Task brief: Please rewrite the records with every "folder-icon" changed to "directory-icon" and everything else unchanged. Leave the pictures out of your answer.

+++

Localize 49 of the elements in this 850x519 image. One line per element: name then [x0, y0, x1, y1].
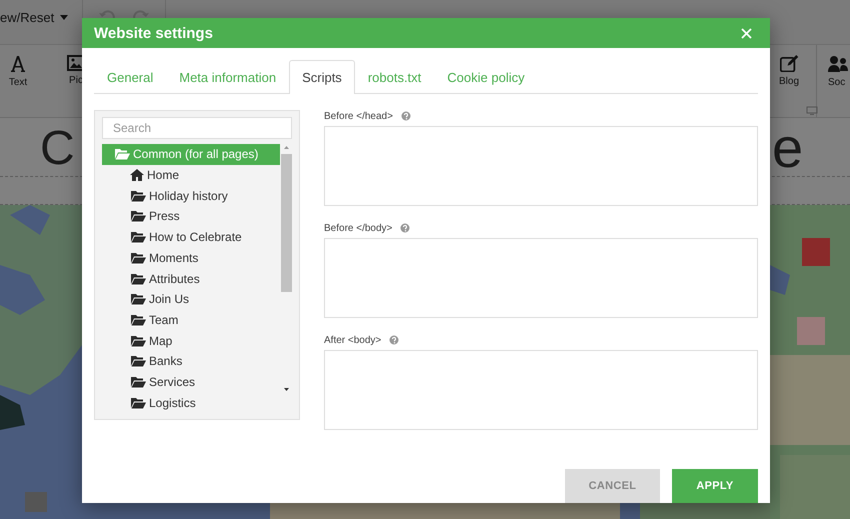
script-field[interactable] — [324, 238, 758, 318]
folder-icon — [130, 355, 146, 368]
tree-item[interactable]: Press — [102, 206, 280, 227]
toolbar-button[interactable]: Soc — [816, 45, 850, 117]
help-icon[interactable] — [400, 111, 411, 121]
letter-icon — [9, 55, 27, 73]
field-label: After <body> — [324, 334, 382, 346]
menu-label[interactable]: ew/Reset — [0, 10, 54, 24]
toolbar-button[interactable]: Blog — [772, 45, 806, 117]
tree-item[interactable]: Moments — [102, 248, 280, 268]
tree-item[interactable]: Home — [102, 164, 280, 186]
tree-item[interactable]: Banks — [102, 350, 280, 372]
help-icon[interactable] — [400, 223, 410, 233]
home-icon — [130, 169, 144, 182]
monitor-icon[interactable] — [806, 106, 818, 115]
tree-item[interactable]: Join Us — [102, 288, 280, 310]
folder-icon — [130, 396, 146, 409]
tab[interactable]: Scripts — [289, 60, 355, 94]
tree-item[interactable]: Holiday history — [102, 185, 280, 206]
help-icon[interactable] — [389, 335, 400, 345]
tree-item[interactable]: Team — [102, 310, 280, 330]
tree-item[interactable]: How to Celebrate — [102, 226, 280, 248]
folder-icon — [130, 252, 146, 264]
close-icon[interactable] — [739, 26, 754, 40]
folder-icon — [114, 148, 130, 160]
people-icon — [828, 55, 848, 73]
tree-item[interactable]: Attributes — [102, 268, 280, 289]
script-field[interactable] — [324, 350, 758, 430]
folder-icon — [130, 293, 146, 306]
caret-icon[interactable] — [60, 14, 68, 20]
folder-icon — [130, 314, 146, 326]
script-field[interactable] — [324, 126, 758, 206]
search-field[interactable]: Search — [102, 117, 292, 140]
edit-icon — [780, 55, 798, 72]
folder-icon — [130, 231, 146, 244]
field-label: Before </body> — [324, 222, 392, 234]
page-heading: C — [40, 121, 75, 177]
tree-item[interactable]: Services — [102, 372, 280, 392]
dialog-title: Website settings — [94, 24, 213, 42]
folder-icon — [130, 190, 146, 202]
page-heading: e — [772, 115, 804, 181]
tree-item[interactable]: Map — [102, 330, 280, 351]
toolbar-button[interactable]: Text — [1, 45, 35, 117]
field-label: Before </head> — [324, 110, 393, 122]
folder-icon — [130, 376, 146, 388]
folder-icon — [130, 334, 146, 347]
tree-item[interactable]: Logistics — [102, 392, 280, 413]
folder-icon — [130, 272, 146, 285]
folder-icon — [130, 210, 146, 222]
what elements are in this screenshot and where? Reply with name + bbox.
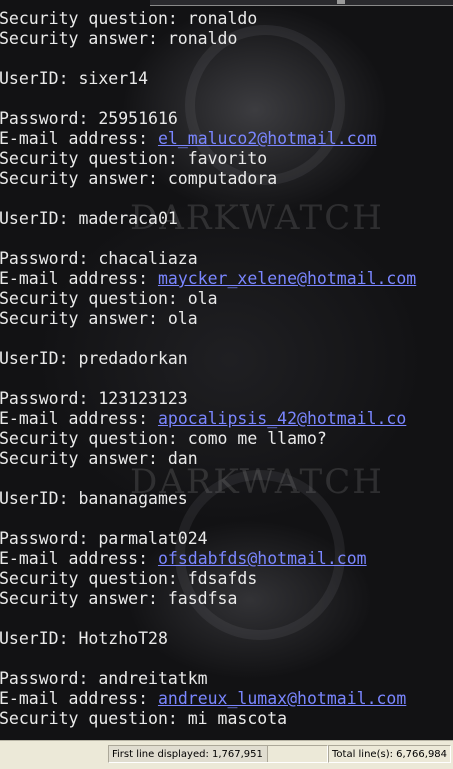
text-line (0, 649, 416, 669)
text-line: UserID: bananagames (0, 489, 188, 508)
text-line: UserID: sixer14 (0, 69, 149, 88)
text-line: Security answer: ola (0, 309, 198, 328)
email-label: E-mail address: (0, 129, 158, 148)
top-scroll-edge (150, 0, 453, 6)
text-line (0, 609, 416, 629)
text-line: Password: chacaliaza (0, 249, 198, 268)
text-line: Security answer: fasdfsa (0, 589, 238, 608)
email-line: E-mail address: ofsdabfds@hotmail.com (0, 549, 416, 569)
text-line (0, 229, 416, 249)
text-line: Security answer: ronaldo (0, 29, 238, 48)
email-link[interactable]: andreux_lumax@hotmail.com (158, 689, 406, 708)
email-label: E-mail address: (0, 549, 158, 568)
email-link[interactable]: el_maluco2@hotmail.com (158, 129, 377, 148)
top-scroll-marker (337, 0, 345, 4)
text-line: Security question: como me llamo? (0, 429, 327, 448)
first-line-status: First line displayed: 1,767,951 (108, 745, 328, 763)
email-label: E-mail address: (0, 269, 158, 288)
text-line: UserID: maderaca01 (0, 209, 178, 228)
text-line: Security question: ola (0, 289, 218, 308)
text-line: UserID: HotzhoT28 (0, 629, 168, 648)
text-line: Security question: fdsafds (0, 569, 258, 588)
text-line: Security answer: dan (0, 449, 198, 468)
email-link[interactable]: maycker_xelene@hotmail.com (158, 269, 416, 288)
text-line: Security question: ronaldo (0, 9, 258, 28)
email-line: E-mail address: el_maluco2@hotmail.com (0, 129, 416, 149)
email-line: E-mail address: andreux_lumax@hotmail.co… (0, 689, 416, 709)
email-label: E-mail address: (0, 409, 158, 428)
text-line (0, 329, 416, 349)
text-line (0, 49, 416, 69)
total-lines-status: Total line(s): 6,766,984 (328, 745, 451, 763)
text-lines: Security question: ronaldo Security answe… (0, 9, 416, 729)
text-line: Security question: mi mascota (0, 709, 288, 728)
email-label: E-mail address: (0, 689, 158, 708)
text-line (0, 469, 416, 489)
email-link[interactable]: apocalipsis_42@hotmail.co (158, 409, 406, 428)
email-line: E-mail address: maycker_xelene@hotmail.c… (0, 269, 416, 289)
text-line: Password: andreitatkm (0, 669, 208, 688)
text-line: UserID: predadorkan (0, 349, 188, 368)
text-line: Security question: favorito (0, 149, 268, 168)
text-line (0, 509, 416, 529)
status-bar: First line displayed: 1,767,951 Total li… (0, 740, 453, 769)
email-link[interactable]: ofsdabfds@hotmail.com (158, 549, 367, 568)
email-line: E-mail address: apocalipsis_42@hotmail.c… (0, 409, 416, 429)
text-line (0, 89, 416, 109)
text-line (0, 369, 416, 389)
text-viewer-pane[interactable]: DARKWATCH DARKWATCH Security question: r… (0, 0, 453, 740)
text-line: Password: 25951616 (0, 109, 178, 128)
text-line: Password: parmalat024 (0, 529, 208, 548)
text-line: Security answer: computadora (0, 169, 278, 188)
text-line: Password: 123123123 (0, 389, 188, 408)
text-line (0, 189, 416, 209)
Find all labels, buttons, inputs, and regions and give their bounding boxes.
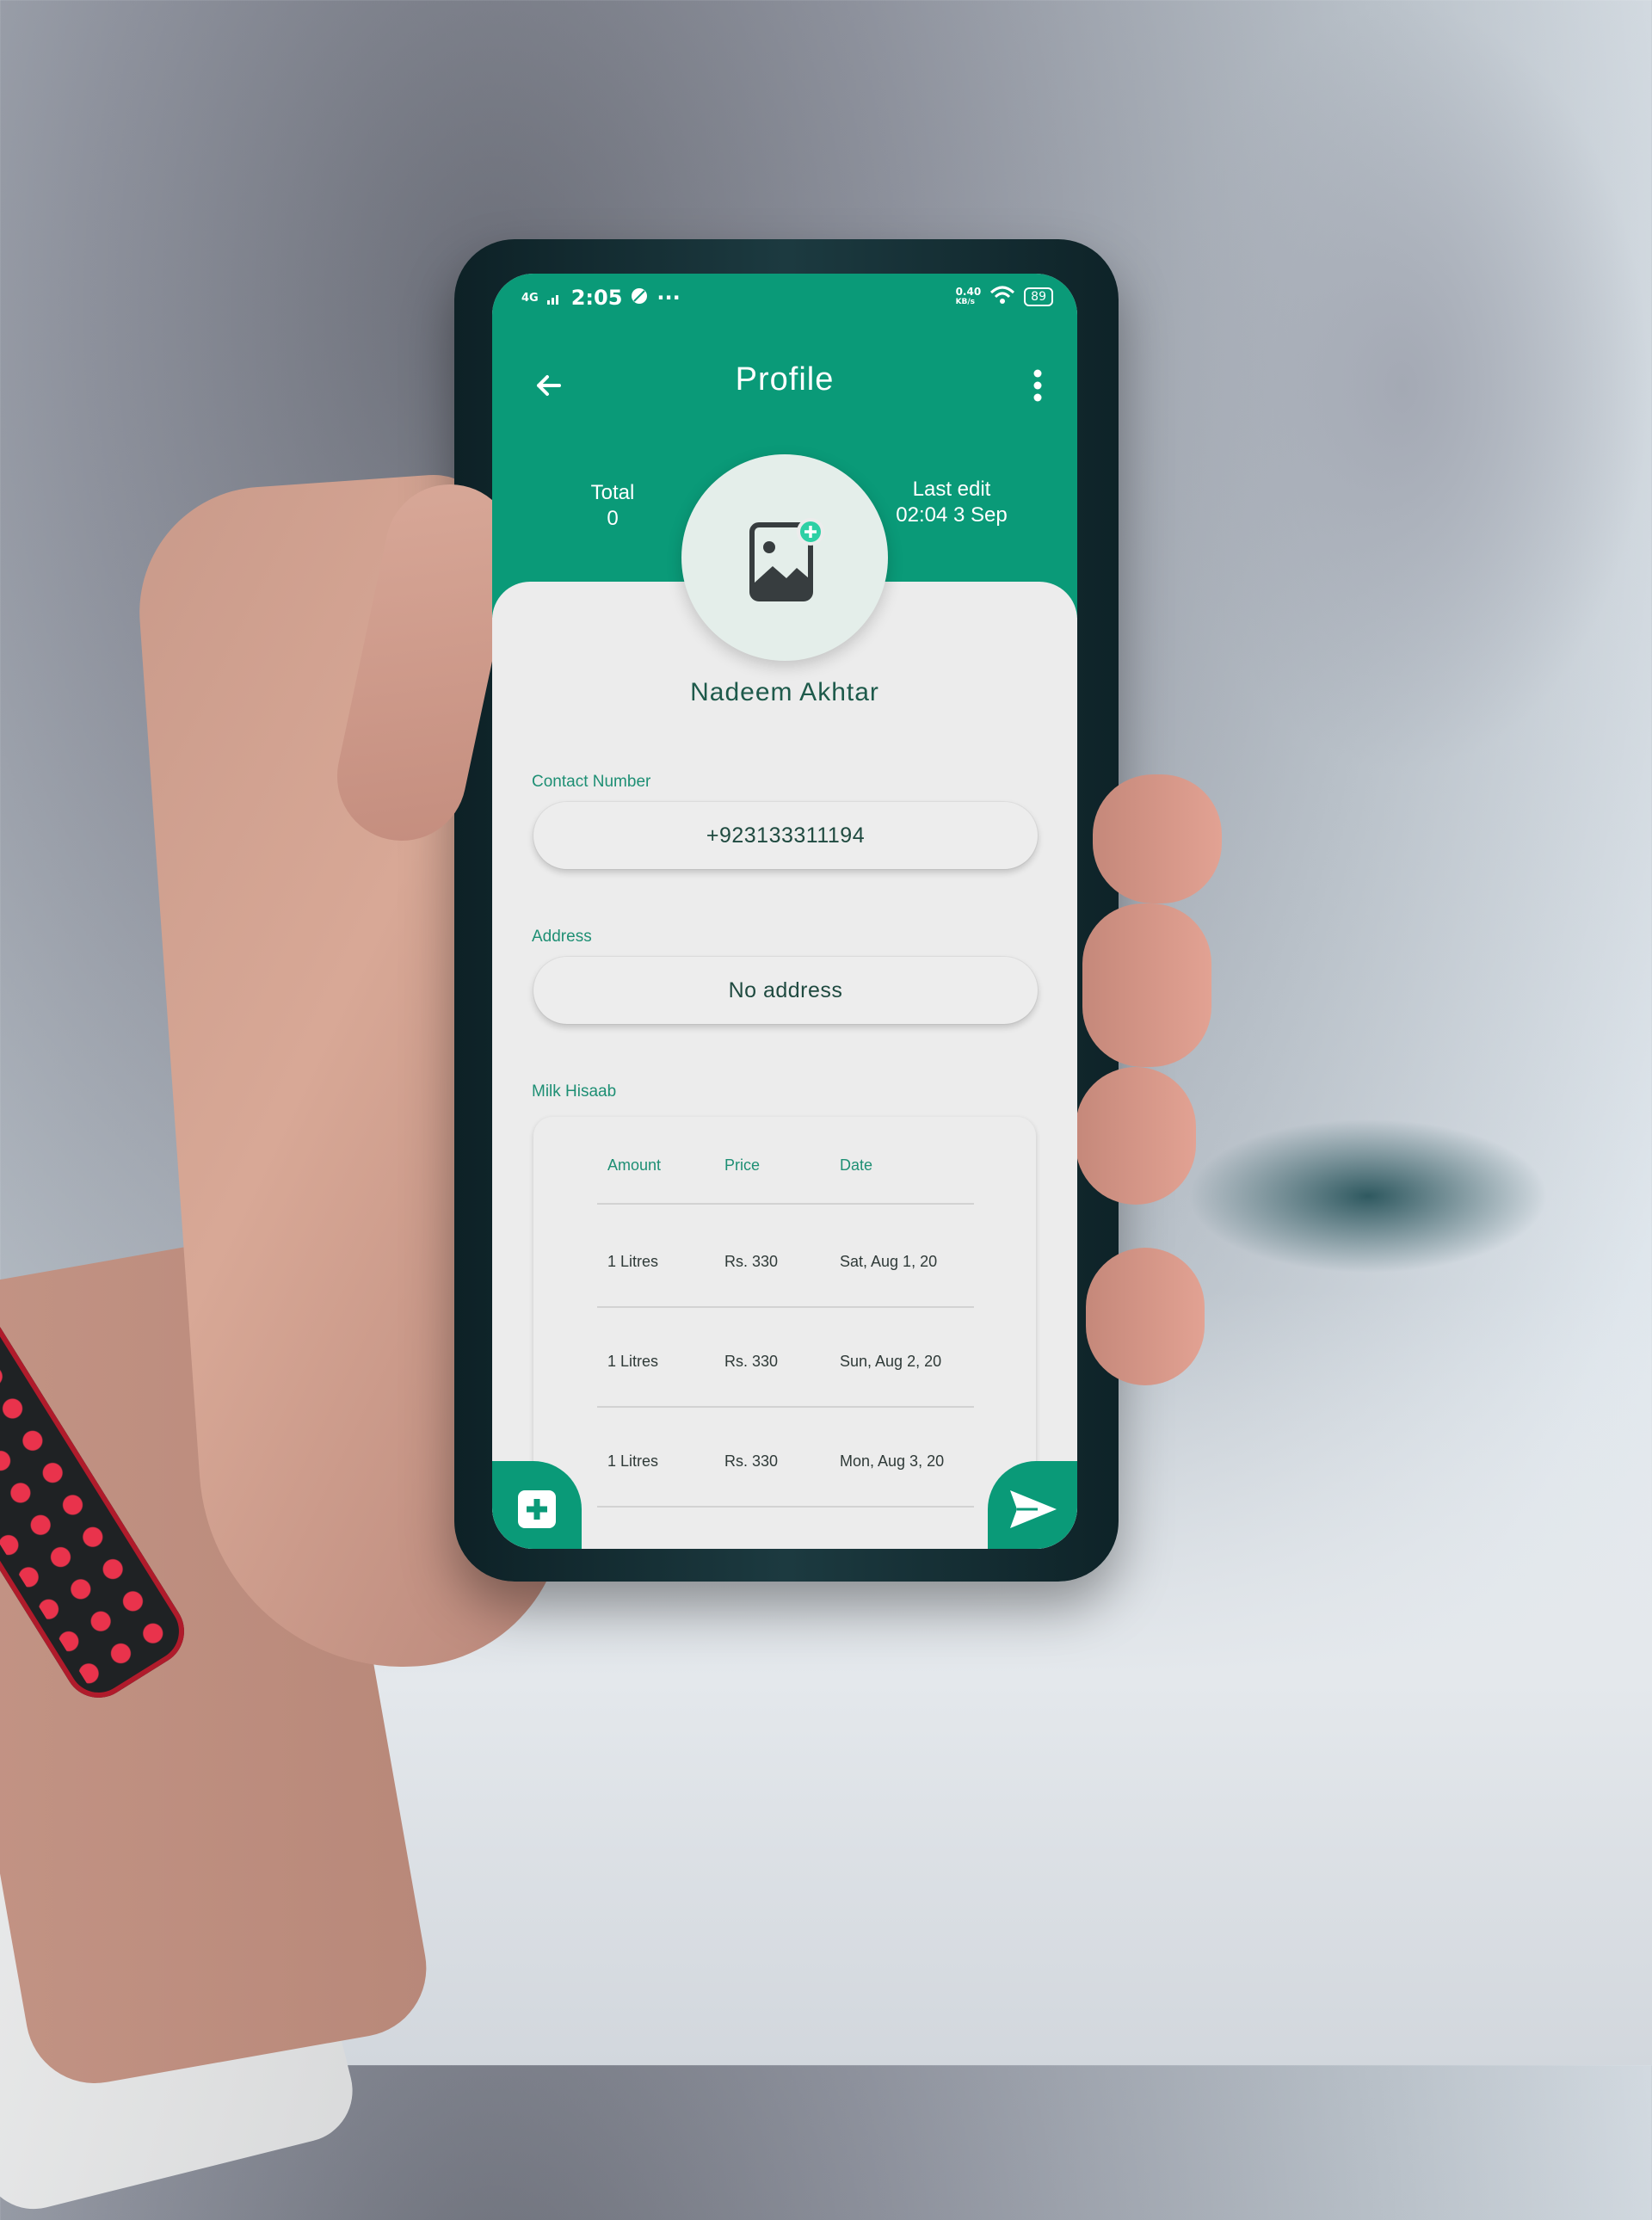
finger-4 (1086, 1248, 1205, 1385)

+++

Finished task:
Localize 49 of the elements in this 850x519 image. One line per element: name then [x0, y0, x1, y1].
script-field[interactable] — [324, 238, 758, 318]
directory-icon — [130, 355, 146, 368]
tree-item[interactable]: Press — [102, 206, 280, 227]
toolbar-button[interactable]: Soc — [816, 45, 850, 117]
help-icon[interactable] — [400, 111, 411, 121]
letter-icon — [9, 55, 27, 73]
field-label: After <body> — [324, 334, 382, 346]
menu-label[interactable]: ew/Reset — [0, 10, 54, 24]
toolbar-button[interactable]: Blog — [772, 45, 806, 117]
tree-item[interactable]: Moments — [102, 248, 280, 268]
tree-item[interactable]: Home — [102, 164, 280, 186]
tree-item[interactable]: Banks — [102, 350, 280, 372]
help-icon[interactable] — [400, 223, 410, 233]
home-icon — [130, 169, 144, 182]
monitor-icon[interactable] — [806, 106, 818, 115]
tree-item[interactable]: Join Us — [102, 288, 280, 310]
directory-icon — [130, 396, 146, 409]
tab[interactable]: Scripts — [289, 60, 355, 94]
tree-item[interactable]: Holiday history — [102, 185, 280, 206]
help-icon[interactable] — [389, 335, 400, 345]
tree-item[interactable]: Team — [102, 310, 280, 330]
tree-item[interactable]: How to Celebrate — [102, 226, 280, 248]
directory-icon — [130, 252, 146, 264]
close-icon[interactable] — [739, 26, 754, 40]
directory-icon — [114, 148, 130, 160]
people-icon — [828, 55, 848, 73]
tree-item[interactable]: Attributes — [102, 268, 280, 289]
script-field[interactable] — [324, 350, 758, 430]
directory-icon — [130, 293, 146, 306]
caret-icon[interactable] — [60, 14, 68, 20]
directory-icon — [130, 314, 146, 326]
script-field[interactable] — [324, 126, 758, 206]
search-field[interactable]: Search — [102, 117, 292, 140]
edit-icon — [780, 55, 798, 72]
directory-icon — [130, 231, 146, 244]
field-label: Before </body> — [324, 222, 392, 234]
page-heading: C — [40, 121, 75, 177]
tree-item[interactable]: Services — [102, 372, 280, 392]
dialog-title: Website settings — [94, 24, 213, 42]
directory-icon — [130, 190, 146, 202]
page-heading: e — [772, 115, 804, 181]
tree-item[interactable]: Map — [102, 330, 280, 351]
toolbar-button[interactable]: Text — [1, 45, 35, 117]
field-label: Before </head> — [324, 110, 393, 122]
directory-icon — [130, 376, 146, 388]
directory-icon — [130, 334, 146, 347]
tree-item[interactable]: Logistics — [102, 392, 280, 413]
directory-icon — [130, 272, 146, 285]
directory-icon — [130, 210, 146, 222]
what elements are in this screenshot and where? Reply with name + bbox.
text-line (0, 649, 416, 669)
text-line: UserID: bananagames (0, 489, 188, 508)
text-line: UserID: sixer14 (0, 69, 149, 88)
text-line: Security answer: ola (0, 309, 198, 328)
email-label: E-mail address: (0, 129, 158, 148)
top-scroll-edge (150, 0, 453, 6)
text-line (0, 609, 416, 629)
text-line: Password: chacaliaza (0, 249, 198, 268)
text-line: Security answer: fasdfsa (0, 589, 238, 608)
email-line: E-mail address: ofsdabfds@hotmail.com (0, 549, 416, 569)
text-line (0, 229, 416, 249)
text-line: Security answer: ronaldo (0, 29, 238, 48)
email-link[interactable]: andreux_lumax@hotmail.com (158, 689, 406, 708)
email-label: E-mail address: (0, 549, 158, 568)
email-link[interactable]: el_maluco2@hotmail.com (158, 129, 377, 148)
top-scroll-marker (337, 0, 345, 4)
text-line: Security question: como me llamo? (0, 429, 327, 448)
first-line-status: First line displayed: 1,767,951 (108, 745, 328, 763)
email-label: E-mail address: (0, 269, 158, 288)
text-line: UserID: maderaca01 (0, 209, 178, 228)
text-line: Security question: ola (0, 289, 218, 308)
text-line: UserID: HotzhoT28 (0, 629, 168, 648)
text-line: Security question: fdsafds (0, 569, 258, 588)
text-line: Security answer: dan (0, 449, 198, 468)
email-link[interactable]: maycker_xelene@hotmail.com (158, 269, 416, 288)
text-line: Security question: ronaldo (0, 9, 258, 28)
email-line: E-mail address: el_maluco2@hotmail.com (0, 129, 416, 149)
email-line: E-mail address: andreux_lumax@hotmail.co… (0, 689, 416, 709)
email-label: E-mail address: (0, 409, 158, 428)
text-line (0, 329, 416, 349)
text-line (0, 49, 416, 69)
total-lines-status: Total line(s): 6,766,984 (328, 745, 451, 763)
text-lines: Security question: ronaldo Security answe… (0, 9, 416, 729)
text-line: Security question: mi mascota (0, 709, 288, 728)
email-label: E-mail address: (0, 689, 158, 708)
text-line (0, 469, 416, 489)
email-link[interactable]: apocalipsis_42@hotmail.co (158, 409, 406, 428)
email-line: E-mail address: maycker_xelene@hotmail.c… (0, 269, 416, 289)
text-line: Password: andreitatkm (0, 669, 208, 688)
text-line: UserID: predadorkan (0, 349, 188, 368)
text-line: Security question: favorito (0, 149, 268, 168)
text-line (0, 509, 416, 529)
status-bar: First line displayed: 1,767,951 Total li… (0, 740, 453, 769)
email-link[interactable]: ofsdabfds@hotmail.com (158, 549, 367, 568)
email-line: E-mail address: apocalipsis_42@hotmail.c… (0, 409, 416, 429)
text-line (0, 89, 416, 109)
text-line (0, 369, 416, 389)
text-viewer-pane[interactable]: DARKWATCH DARKWATCH Security question: r… (0, 0, 453, 740)
text-line: Password: 25951616 (0, 109, 178, 128)
text-line: Password: parmalat024 (0, 529, 208, 548)
text-line: Security answer: computadora (0, 169, 278, 188)
text-line: Password: 123123123 (0, 389, 188, 408)
text-line (0, 189, 416, 209)
Find all labels, buttons, inputs, and regions and give their bounding boxes.
finger-4 (1086, 1248, 1205, 1385)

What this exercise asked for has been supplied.